Every record below should be printed exactly as given.

|---|

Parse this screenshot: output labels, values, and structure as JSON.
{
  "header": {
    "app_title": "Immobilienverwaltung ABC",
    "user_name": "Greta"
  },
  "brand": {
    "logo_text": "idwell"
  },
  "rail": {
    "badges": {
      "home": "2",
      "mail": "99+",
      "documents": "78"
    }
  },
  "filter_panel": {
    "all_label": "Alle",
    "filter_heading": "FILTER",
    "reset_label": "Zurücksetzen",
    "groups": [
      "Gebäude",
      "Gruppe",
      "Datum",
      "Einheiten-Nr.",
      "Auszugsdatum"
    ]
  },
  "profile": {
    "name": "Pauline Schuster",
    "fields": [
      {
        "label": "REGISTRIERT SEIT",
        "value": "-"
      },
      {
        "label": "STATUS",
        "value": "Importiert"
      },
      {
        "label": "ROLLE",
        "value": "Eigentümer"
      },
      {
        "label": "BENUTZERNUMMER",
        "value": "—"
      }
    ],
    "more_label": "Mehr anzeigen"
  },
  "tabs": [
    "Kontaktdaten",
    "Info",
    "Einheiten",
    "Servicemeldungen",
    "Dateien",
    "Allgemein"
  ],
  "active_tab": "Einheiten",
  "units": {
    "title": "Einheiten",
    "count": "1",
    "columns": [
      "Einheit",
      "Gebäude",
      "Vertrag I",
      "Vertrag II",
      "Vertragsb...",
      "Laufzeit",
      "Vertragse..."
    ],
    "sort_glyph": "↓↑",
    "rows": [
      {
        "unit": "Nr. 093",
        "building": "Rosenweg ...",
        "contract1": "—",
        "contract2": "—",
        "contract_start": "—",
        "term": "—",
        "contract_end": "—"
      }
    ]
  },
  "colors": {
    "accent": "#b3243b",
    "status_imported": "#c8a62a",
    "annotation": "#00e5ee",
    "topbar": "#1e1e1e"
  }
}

|---|

- _THE REPLY_:
Parse this screenshot: output labels, values, and structure as JSON.
{
  "header": {
    "app_title": "Immobilienverwaltung ABC",
    "user_name": "Greta"
  },
  "brand": {
    "logo_text": "idwell"
  },
  "rail": {
    "badges": {
      "home": "2",
      "mail": "99+",
      "documents": "78"
    }
  },
  "filter_panel": {
    "all_label": "Alle",
    "filter_heading": "FILTER",
    "reset_label": "Zurücksetzen",
    "groups": [
      "Gebäude",
      "Gruppe",
      "Datum",
      "Einheiten-Nr.",
      "Auszugsdatum"
    ]
  },
  "profile": {
    "name": "Pauline Schuster",
    "fields": [
      {
        "label": "REGISTRIERT SEIT",
        "value": "-"
      },
      {
        "label": "STATUS",
        "value": "Importiert"
      },
      {
        "label": "ROLLE",
        "value": "Eigentümer"
      },
      {
        "label": "BENUTZERNUMMER",
        "value": "—"
      }
    ],
    "more_label": "Mehr anzeigen"
  },
  "tabs": [
    "Kontaktdaten",
    "Info",
    "Einheiten",
    "Servicemeldungen",
    "Dateien",
    "Allgemein"
  ],
  "active_tab": "Einheiten",
  "units": {
    "title": "Einheiten",
    "count": "1",
    "columns": [
      "Einheit",
      "Gebäude",
      "Vertrag I",
      "Vertrag II",
      "Vertragsb...",
      "Laufzeit",
      "Vertragse..."
    ],
    "sort_glyph": "↓↑",
    "rows": [
      {
        "unit": "Nr. 093",
        "building": "Rosenweg ...",
        "contract1": "—",
        "contract2": "—",
        "contract_start": "—",
        "term": "—",
        "contract_end": "—"
      }
    ]
  },
  "colors": {
    "accent": "#b3243b",
    "status_imported": "#c8a62a",
    "annotation": "#00e5ee",
    "topbar": "#1e1e1e"
  }
}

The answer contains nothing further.